Objectif 1:
Recopiez le passage de l'entretien sur la mode compris entre « Vous êtes indépendants » et « marque est rentable. », ces deux extrémités incluses.
Objectif 2:
Écrivez la suite de l'entretien sur la mode, en reprenant après sa dernière réplique.

Extrait choisi:
____

Aujourd'hui, comment voyez-vous la mode ?
A. V. : Je trouve qu'actuellement, tout le monde est assez libre de faire ce qu'il veut.
S. M. : J'espère que ça donne de l'espoir aux jeunes de voir que nous, à notre âge et avec nos moyens, nous arrivons à faire des gros shows à côté de marques comme Saint Laurent et Chanel. Mais je trouve qu'il y a peu d'innovation en matière de production et de fabrication. On fait encore beaucoup les vêtements à l'ancienne. Et puis, les prix du luxe sont devenus déconnectés.
A. V. : C'est une frustration que nous avons eue chez Courrèges. Une amie, qui gagne bien sa vie, nous avait dit qu'elle était rentrée dans la boutique et qu'elle ne pouvait rien s'acheter. La veste coûtait un Smic. Depuis, nous avons un positionnement plus "luxe accessible", mais c'est un vrai défi, surtout en ce moment.
Vous êtes indépendants financièrement. Est-ce un choix ou une étape ?
S. M. : Nous aimons être libres de nos décisions, d'autant qu'aujourd'hui, la marque est rentable.
A. V. : Mais nous avons des rêves : développer l'homme, ouvrir des boutiques, étoffer notre équipe. L'innovation nécessite des moyens, on aura certainement besoin à un moment de partenaires.

____

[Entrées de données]
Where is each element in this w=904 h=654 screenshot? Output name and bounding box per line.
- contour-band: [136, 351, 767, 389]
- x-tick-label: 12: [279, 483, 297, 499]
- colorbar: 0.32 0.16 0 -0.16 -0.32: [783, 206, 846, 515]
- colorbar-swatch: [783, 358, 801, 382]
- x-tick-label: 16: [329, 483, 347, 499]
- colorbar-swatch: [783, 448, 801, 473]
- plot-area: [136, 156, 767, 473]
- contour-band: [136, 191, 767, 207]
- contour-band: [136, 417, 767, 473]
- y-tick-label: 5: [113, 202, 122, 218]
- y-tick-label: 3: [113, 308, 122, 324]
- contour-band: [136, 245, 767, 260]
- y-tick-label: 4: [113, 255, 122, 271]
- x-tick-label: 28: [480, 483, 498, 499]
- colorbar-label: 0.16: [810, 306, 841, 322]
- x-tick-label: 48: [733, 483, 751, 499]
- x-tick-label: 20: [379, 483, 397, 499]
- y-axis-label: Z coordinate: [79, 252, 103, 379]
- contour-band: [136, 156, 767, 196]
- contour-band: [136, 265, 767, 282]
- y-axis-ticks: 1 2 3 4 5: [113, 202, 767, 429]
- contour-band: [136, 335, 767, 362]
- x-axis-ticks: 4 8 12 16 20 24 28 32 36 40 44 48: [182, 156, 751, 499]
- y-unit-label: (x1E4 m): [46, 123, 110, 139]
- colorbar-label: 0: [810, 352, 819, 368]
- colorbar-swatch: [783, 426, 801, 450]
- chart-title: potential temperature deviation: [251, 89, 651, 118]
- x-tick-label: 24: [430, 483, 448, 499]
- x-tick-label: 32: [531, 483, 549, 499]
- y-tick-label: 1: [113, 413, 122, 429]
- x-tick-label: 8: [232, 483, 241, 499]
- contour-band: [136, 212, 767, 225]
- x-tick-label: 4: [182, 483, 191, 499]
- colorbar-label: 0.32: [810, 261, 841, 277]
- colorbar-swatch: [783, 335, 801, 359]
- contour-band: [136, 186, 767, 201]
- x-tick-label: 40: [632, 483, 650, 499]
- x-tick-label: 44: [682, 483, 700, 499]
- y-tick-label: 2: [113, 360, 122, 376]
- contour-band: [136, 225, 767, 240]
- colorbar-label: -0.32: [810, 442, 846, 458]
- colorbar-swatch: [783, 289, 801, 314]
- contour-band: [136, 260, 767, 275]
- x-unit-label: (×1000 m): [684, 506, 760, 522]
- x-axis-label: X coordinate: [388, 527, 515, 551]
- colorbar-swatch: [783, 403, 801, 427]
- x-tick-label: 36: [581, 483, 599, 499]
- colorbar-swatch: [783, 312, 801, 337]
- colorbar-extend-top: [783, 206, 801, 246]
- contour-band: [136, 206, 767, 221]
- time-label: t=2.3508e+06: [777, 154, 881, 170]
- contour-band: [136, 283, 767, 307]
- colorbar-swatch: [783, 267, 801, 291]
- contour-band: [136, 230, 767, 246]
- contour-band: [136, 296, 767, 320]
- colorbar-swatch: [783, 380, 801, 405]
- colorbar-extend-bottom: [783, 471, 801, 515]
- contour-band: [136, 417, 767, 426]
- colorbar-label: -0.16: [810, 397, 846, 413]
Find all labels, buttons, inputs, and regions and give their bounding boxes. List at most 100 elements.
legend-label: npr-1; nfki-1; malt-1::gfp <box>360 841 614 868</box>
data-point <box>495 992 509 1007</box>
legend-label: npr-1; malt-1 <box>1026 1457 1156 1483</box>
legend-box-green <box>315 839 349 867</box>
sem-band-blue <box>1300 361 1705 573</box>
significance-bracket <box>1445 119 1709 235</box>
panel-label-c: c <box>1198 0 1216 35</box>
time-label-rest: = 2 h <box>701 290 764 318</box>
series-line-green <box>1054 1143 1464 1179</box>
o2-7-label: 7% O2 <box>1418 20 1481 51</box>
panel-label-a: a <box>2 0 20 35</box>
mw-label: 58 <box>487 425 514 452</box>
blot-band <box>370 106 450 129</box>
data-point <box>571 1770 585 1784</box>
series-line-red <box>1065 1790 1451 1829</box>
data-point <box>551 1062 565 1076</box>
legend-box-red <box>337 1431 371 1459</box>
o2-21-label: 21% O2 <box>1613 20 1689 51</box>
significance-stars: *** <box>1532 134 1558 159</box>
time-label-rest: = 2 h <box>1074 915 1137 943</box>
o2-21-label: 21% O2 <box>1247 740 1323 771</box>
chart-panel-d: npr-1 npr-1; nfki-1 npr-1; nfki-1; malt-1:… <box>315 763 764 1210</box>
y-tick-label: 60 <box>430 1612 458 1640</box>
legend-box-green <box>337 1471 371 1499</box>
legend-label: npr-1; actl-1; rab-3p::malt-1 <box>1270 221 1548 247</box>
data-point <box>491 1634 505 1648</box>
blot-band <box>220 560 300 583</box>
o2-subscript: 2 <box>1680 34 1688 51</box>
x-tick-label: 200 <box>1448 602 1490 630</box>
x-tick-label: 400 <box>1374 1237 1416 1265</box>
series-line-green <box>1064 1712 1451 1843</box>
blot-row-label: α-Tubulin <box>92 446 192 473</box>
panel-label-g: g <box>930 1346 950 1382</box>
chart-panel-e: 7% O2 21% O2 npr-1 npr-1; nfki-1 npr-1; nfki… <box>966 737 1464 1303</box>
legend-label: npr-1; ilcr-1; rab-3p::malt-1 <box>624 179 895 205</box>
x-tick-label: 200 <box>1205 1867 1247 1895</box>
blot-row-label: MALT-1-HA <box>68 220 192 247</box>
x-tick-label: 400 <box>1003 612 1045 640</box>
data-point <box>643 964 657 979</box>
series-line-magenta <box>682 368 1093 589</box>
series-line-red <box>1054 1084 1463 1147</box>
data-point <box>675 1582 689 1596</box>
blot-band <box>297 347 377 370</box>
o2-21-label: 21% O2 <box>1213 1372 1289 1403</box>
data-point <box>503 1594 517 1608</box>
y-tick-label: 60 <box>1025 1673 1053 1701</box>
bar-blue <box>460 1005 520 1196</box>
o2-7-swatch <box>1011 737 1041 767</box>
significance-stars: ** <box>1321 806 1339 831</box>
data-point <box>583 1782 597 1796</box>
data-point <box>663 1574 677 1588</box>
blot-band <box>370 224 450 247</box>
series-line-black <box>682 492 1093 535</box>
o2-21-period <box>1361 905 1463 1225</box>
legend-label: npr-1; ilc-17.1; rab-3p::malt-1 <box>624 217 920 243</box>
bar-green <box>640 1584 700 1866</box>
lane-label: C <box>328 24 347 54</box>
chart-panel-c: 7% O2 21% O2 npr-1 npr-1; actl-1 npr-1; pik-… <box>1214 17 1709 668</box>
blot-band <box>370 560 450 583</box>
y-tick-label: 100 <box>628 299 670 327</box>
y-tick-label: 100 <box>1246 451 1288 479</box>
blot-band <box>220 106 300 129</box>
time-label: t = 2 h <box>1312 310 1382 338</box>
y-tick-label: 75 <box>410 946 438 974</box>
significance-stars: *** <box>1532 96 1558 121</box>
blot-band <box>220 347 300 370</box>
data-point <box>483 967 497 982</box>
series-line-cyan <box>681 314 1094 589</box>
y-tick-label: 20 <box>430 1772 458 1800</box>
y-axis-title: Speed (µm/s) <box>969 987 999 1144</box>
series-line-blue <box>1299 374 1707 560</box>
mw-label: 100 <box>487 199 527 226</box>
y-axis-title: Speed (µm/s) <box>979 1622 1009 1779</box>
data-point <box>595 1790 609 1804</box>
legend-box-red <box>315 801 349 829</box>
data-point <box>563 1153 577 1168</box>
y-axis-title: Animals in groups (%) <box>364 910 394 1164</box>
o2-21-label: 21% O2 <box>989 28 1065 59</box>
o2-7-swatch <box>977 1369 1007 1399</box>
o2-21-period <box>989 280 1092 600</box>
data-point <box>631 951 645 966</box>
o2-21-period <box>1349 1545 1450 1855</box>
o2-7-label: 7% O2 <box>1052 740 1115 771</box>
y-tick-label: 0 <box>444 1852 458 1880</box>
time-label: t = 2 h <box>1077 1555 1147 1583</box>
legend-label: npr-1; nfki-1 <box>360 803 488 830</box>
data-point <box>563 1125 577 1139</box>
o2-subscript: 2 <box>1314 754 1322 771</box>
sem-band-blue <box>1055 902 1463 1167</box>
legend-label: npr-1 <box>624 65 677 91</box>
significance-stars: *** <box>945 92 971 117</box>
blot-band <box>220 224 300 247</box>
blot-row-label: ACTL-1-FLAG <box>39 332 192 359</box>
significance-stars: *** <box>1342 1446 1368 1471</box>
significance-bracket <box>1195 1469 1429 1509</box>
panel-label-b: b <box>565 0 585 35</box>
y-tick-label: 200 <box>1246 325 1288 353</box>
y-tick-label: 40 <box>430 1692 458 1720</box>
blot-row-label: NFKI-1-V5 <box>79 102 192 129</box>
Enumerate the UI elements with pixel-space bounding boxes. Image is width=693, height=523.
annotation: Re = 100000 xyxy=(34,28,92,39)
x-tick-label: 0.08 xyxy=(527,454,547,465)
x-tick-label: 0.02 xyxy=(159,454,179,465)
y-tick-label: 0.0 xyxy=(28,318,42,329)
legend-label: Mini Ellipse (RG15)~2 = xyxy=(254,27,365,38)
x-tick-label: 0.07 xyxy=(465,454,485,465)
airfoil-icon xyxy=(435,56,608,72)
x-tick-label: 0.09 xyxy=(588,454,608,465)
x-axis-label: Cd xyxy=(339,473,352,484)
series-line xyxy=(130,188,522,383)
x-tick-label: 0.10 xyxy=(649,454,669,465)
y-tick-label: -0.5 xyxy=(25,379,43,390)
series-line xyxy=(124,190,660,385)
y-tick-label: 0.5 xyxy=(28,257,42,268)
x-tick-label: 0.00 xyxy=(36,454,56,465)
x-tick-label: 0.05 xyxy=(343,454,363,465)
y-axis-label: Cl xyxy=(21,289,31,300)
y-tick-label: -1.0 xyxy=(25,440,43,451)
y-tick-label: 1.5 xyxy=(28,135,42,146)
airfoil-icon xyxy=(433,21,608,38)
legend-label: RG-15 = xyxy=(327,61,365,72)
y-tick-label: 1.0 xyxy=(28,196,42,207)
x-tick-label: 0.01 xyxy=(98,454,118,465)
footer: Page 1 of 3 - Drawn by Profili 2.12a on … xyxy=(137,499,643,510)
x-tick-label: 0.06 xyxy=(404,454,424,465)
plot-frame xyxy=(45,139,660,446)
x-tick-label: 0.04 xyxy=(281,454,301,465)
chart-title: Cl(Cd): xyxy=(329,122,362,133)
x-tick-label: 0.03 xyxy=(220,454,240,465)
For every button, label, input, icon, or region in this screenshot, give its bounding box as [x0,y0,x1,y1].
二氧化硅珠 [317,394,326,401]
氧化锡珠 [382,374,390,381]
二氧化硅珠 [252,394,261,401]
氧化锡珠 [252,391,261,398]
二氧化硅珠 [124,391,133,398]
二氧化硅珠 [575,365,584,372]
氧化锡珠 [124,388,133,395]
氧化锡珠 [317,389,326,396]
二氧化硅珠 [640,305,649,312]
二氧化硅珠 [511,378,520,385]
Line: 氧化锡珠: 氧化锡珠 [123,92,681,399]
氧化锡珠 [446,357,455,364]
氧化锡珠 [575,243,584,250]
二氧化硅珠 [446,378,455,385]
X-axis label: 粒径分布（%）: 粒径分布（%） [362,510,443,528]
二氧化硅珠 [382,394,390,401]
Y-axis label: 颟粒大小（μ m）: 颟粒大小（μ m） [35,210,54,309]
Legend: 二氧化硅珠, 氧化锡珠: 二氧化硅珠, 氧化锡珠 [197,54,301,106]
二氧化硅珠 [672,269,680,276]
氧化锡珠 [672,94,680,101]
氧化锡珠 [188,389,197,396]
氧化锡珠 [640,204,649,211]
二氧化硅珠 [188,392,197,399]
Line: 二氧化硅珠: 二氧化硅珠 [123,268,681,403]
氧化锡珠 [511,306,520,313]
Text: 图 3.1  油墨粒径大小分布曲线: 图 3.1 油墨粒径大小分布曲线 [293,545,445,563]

____

Résultat 1:
Vous êtes indépendants financièrement. Est-ce un choix ou une étape ?
S. M. : Nous aimons être libres de nos décisions, d'autant qu'aujourd'hui, la marque est rentable.

Résultat 2:
Vous êtes un couple au travail et à la ville. Est-ce qu'il y a des choses que vous ne partagez pas ?
A. V. : Je fais du tennis sans Sébastien et lui bouquine des trucs de geek que je ne lirai jamais. Récemment, nous sommes allés dans la Silicon Valley visiter le siège de Meta. En rentrant, j'ai acheté tous les livres que j'ai vu traîner sur le bureau de Mark Zuckerberg et je les ai offerts à Sébastien pour son anniversaire.
Et ça vous a donné des idées ?
S. M. : Nous avons un petit projet secret avec Meta pour bientôt, mais chut, nous ne pouvons pas encore en parler !
À l'heure où nous bouclons, Mark Zuckerberg annonce mettre fin au fact-checking sur la plateforme. Sollicités, les Coperni n'ont pas souhaité commenter.